:: Provided data

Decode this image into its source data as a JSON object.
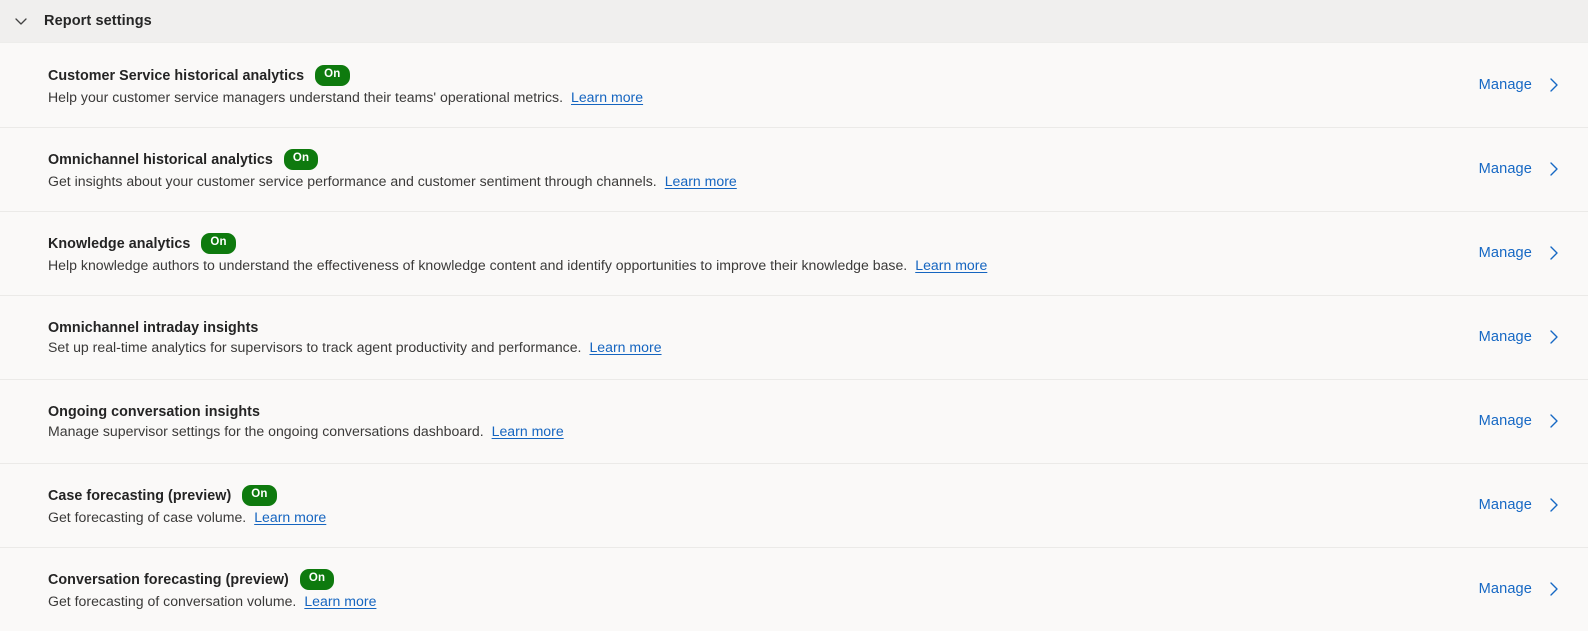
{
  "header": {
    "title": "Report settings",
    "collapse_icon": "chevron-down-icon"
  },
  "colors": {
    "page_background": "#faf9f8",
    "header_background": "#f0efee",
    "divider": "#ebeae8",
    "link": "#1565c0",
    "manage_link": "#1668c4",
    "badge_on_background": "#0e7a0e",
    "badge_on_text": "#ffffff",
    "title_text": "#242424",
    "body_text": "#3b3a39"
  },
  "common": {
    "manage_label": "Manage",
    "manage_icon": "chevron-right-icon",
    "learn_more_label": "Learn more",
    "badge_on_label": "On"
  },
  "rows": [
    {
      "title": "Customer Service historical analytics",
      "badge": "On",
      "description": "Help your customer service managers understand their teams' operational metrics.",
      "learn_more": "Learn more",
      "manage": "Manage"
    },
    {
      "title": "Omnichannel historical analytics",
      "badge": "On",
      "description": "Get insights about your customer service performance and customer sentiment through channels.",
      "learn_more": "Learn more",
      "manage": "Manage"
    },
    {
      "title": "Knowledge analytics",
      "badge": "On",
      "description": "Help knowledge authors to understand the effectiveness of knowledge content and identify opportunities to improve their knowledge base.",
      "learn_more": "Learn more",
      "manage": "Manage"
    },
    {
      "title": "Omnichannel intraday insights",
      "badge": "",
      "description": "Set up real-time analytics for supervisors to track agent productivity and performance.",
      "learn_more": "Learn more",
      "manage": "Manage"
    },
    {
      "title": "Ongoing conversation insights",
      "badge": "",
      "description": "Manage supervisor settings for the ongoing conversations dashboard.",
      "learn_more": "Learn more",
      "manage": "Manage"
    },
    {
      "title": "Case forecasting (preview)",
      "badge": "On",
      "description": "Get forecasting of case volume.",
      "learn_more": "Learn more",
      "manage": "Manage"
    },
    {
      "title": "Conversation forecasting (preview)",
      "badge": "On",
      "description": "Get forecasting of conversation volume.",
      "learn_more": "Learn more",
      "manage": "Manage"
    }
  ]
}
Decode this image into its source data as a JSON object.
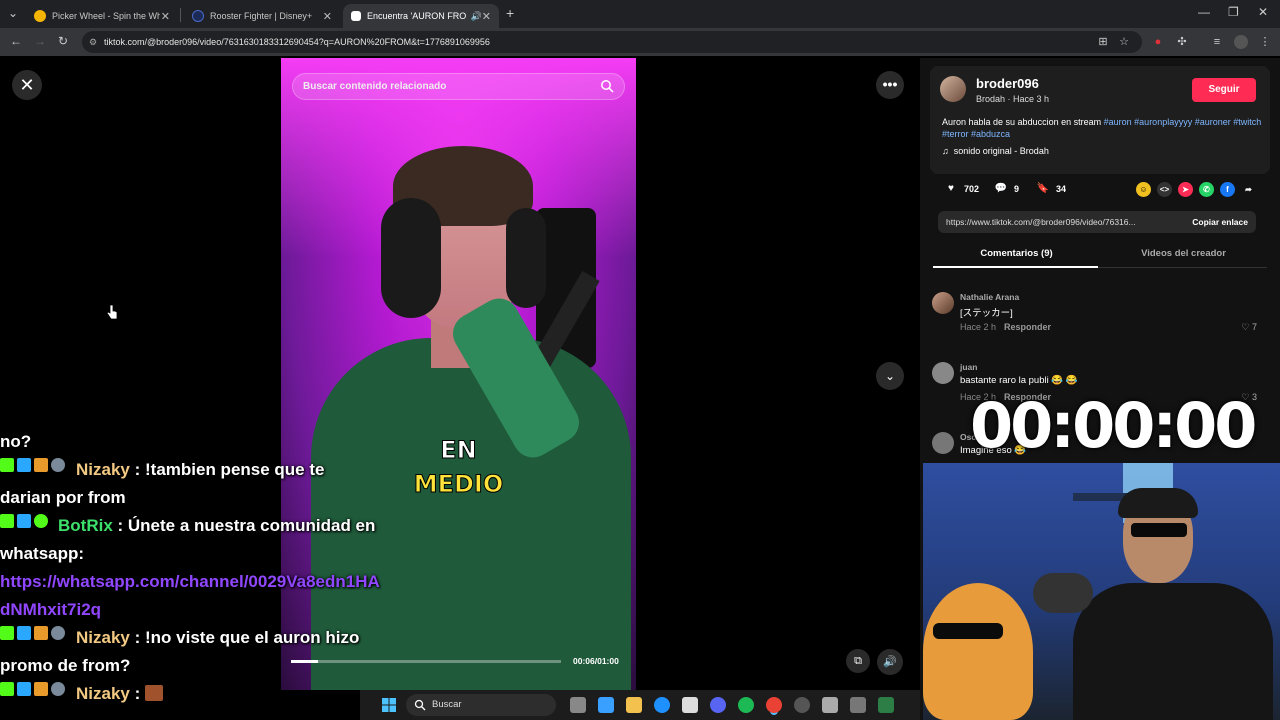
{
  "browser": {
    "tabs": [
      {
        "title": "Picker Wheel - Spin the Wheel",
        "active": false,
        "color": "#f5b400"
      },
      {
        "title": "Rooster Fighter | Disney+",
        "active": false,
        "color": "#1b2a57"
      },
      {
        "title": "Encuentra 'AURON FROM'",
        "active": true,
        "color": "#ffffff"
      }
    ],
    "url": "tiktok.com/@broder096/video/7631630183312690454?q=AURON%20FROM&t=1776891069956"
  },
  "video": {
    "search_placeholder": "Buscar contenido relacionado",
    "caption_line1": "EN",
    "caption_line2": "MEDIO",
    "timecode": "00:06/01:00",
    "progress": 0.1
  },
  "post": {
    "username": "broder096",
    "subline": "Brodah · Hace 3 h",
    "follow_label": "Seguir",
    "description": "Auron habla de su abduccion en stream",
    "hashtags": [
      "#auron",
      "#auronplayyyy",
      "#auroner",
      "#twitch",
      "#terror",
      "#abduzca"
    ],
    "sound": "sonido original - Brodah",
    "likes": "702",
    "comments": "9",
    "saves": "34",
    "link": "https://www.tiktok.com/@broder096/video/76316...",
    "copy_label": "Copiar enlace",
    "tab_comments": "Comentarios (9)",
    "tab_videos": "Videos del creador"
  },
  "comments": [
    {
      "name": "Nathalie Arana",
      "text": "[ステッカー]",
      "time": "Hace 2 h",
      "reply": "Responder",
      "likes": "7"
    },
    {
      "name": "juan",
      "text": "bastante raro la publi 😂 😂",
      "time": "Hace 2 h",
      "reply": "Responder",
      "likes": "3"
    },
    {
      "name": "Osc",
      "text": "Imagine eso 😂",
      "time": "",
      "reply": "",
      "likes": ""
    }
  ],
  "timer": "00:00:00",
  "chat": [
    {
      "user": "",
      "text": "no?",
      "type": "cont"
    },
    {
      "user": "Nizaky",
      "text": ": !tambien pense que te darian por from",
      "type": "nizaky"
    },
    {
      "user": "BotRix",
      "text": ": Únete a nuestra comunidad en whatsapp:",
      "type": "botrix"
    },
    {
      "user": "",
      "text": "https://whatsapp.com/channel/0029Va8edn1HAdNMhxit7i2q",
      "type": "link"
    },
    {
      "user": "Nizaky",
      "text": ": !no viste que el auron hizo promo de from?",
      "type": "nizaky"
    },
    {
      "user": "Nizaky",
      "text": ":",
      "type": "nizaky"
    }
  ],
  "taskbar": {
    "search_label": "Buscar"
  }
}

::::
:: Provided data

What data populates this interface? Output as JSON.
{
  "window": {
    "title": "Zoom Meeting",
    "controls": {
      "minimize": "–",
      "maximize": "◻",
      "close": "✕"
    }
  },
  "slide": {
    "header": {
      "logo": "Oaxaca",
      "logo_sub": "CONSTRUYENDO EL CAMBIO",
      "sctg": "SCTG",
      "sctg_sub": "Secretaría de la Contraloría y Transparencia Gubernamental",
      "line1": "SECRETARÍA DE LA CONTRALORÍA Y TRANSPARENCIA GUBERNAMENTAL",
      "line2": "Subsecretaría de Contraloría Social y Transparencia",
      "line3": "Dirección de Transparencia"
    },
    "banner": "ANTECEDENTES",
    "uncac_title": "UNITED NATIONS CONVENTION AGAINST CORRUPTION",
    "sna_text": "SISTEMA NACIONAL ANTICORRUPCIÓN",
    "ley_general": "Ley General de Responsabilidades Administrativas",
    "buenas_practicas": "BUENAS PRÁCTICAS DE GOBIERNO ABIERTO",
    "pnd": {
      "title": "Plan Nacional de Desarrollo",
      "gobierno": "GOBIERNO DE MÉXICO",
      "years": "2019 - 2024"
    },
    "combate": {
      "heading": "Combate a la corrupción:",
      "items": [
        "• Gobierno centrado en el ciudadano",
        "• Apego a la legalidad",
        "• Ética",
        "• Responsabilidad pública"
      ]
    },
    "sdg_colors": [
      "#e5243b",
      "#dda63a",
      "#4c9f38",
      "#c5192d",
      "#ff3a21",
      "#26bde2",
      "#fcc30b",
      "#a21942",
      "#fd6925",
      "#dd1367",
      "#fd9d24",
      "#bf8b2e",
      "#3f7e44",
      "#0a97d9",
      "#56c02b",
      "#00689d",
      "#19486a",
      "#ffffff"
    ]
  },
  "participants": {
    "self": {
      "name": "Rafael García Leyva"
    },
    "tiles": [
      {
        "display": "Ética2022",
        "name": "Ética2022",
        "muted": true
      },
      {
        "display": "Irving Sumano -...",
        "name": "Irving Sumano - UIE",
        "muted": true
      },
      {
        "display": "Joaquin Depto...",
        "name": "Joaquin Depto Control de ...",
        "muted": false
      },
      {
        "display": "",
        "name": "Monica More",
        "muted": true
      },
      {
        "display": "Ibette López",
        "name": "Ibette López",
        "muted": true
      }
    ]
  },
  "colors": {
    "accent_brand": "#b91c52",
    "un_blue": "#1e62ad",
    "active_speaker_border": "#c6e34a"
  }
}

::::

_What this task involves_. Select, from the listing, all lines that include the word "Depto".

_Solution for this task_.
        "display": "Joaquin Depto...",
        "name": "Joaquin Depto Control de ...",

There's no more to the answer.